Data excerpts
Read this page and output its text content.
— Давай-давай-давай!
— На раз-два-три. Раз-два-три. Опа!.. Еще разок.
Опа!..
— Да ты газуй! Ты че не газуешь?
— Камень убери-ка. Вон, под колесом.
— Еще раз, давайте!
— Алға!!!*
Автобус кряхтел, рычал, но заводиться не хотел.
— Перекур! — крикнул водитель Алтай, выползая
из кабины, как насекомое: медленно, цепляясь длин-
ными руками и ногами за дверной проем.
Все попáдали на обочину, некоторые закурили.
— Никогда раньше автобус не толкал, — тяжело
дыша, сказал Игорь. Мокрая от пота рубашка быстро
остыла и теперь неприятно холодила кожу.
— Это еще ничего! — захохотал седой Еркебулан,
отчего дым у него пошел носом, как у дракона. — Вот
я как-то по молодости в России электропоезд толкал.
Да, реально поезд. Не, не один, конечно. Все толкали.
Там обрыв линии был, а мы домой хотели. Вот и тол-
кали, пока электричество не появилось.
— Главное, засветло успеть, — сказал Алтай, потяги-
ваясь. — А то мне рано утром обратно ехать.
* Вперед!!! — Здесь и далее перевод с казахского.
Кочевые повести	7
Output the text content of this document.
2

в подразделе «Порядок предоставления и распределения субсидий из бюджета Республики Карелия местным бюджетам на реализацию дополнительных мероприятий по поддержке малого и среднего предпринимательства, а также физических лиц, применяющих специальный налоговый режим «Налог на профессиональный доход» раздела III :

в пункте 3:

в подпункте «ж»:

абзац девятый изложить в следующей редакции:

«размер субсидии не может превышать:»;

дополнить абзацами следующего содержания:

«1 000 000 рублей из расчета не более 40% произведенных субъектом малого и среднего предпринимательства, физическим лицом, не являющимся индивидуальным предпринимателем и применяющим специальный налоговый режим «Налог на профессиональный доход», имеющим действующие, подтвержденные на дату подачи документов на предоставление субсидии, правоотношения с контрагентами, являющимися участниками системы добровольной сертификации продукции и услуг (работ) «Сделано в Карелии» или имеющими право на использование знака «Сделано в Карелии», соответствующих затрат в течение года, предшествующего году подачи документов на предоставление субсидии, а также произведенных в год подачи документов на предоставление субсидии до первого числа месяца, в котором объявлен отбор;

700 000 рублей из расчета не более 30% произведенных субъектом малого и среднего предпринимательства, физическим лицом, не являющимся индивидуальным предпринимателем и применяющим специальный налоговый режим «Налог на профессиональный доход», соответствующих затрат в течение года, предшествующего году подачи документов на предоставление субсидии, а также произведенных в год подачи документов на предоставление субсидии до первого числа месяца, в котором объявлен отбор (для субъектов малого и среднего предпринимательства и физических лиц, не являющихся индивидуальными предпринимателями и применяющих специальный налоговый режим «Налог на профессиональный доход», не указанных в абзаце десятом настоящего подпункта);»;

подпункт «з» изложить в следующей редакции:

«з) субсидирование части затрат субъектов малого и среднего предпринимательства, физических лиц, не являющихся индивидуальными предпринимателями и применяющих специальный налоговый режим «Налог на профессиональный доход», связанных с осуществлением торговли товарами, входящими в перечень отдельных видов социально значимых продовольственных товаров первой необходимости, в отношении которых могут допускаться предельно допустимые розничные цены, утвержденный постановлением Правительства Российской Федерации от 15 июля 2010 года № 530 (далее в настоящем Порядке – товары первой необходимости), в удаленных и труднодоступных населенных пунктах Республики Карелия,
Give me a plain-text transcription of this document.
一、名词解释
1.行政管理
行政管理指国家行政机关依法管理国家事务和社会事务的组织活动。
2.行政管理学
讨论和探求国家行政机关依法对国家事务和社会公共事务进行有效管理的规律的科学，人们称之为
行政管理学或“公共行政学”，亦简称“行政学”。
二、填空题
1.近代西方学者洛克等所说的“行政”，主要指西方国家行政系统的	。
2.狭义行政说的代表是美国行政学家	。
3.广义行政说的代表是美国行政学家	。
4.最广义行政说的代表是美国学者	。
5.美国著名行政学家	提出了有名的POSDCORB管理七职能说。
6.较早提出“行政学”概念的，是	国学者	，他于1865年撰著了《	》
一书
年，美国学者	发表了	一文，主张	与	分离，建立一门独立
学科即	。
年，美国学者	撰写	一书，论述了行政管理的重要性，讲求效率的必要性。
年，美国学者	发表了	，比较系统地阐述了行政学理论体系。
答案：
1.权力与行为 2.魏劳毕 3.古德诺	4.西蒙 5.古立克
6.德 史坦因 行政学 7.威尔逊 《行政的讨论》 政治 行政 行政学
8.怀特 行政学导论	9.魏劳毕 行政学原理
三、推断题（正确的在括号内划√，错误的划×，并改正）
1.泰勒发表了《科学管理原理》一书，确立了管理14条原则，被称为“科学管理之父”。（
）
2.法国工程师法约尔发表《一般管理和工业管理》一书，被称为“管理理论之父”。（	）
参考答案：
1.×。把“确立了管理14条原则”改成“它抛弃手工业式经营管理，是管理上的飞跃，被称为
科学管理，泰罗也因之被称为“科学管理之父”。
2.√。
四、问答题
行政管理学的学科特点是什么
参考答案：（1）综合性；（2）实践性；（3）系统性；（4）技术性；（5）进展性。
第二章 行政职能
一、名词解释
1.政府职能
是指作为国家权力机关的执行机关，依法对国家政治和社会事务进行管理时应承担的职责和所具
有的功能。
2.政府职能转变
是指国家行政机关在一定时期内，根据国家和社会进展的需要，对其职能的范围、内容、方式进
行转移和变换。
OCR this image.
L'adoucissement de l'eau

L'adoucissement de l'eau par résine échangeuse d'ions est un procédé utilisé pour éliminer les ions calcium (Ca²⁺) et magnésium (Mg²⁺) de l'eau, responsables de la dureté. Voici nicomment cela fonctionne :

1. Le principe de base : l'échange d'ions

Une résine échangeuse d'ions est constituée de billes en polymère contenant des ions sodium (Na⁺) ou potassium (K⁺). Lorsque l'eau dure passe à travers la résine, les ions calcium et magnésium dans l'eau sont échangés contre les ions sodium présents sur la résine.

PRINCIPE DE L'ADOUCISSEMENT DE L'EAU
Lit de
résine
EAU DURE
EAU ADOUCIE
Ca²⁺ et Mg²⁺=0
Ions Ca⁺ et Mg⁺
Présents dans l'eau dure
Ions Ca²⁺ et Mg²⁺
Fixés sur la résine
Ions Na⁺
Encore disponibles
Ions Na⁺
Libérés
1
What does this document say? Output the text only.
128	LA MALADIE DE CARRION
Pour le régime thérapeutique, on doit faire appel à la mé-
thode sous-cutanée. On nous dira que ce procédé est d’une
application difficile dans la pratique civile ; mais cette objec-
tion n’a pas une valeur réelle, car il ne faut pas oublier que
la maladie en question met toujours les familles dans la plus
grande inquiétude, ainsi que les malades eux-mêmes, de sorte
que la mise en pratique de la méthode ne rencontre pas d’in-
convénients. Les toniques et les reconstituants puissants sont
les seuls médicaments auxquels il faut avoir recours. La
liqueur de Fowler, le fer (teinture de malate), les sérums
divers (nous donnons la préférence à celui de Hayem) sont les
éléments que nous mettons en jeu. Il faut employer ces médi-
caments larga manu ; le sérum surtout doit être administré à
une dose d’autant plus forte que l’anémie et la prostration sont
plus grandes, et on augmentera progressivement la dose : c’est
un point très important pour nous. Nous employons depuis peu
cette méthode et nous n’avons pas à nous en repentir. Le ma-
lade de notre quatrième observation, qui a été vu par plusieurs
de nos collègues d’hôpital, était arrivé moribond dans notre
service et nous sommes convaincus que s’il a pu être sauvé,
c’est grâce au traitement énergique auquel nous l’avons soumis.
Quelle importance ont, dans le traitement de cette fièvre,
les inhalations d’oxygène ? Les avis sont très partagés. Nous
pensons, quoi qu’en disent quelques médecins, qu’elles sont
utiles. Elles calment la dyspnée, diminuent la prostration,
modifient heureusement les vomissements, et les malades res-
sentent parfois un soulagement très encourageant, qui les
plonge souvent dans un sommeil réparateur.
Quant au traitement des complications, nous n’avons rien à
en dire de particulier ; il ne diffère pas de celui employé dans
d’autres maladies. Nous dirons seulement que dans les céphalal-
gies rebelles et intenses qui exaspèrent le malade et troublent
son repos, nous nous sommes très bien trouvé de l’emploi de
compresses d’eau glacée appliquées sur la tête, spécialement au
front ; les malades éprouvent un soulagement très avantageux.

• [Objective]: Find every line above that contains the word "celui", and return each one.

• [Worked solution]:
divers (nous donnons la préférence à celui de Hayem) sont les
en dire de particulier ; il ne diffère pas de celui employé dans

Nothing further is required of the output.